(Data records)
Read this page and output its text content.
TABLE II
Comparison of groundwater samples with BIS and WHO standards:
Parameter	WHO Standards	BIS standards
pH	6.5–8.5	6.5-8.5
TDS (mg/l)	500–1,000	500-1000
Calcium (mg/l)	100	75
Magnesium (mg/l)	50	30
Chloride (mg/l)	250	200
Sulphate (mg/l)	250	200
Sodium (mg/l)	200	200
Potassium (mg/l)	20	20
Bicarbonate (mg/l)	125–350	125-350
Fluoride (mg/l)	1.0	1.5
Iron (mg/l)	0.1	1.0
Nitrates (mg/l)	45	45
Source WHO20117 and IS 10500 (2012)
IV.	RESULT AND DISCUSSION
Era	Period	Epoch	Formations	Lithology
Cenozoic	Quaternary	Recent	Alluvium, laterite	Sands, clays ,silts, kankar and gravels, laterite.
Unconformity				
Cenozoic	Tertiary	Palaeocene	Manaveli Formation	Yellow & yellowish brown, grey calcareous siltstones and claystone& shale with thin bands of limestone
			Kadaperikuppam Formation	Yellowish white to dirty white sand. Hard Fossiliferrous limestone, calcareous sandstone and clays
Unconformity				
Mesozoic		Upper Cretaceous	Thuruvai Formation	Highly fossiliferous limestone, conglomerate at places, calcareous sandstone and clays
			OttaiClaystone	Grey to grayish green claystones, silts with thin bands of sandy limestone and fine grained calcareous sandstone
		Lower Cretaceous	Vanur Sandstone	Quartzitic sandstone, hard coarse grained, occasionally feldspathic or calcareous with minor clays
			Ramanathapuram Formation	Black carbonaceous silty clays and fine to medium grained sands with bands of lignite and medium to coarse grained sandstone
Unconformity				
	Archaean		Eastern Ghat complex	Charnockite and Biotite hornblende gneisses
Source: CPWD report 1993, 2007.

→ Problem
Copy every line of the records word for word.

→ Solution below
Read this page and output its text content.
TABLE II
Comparison of groundwater samples with BIS and WHO standards:
Parameter	WHO Standards	BIS standards
pH	6.5–8.5	6.5-8.5
TDS (mg/l)	500–1,000	500-1000
Calcium (mg/l)	100	75
Magnesium (mg/l)	50	30
Chloride (mg/l)	250	200
Sulphate (mg/l)	250	200
Sodium (mg/l)	200	200
Potassium (mg/l)	20	20
Bicarbonate (mg/l)	125–350	125-350
Fluoride (mg/l)	1.0	1.5
Iron (mg/l)	0.1	1.0
Nitrates (mg/l)	45	45
Source WHO20117 and IS 10500 (2012)
IV.	RESULT AND DISCUSSION
Era	Period	Epoch	Formations	Lithology
Cenozoic	Quaternary	Recent	Alluvium, laterite	Sands, clays ,silts, kankar and gravels, laterite.
Unconformity				
Cenozoic	Tertiary	Palaeocene	Manaveli Formation	Yellow & yellowish brown, grey calcareous siltstones and claystone& shale with thin bands of limestone
			Kadaperikuppam Formation	Yellowish white to dirty white sand. Hard Fossiliferrous limestone, calcareous sandstone and clays
Unconformity				
Mesozoic		Upper Cretaceous	Thuruvai Formation	Highly fossiliferous limestone, conglomerate at places, calcareous sandstone and clays
			OttaiClaystone	Grey to grayish green claystones, silts with thin bands of sandy limestone and fine grained calcareous sandstone
		Lower Cretaceous	Vanur Sandstone	Quartzitic sandstone, hard coarse grained, occasionally feldspathic or calcareous with minor clays
			Ramanathapuram Formation	Black carbonaceous silty clays and fine to medium grained sands with bands of lignite and medium to coarse grained sandstone
Unconformity				
	Archaean		Eastern Ghat complex	Charnockite and Biotite hornblende gneisses
Source: CPWD report 1993, 2007.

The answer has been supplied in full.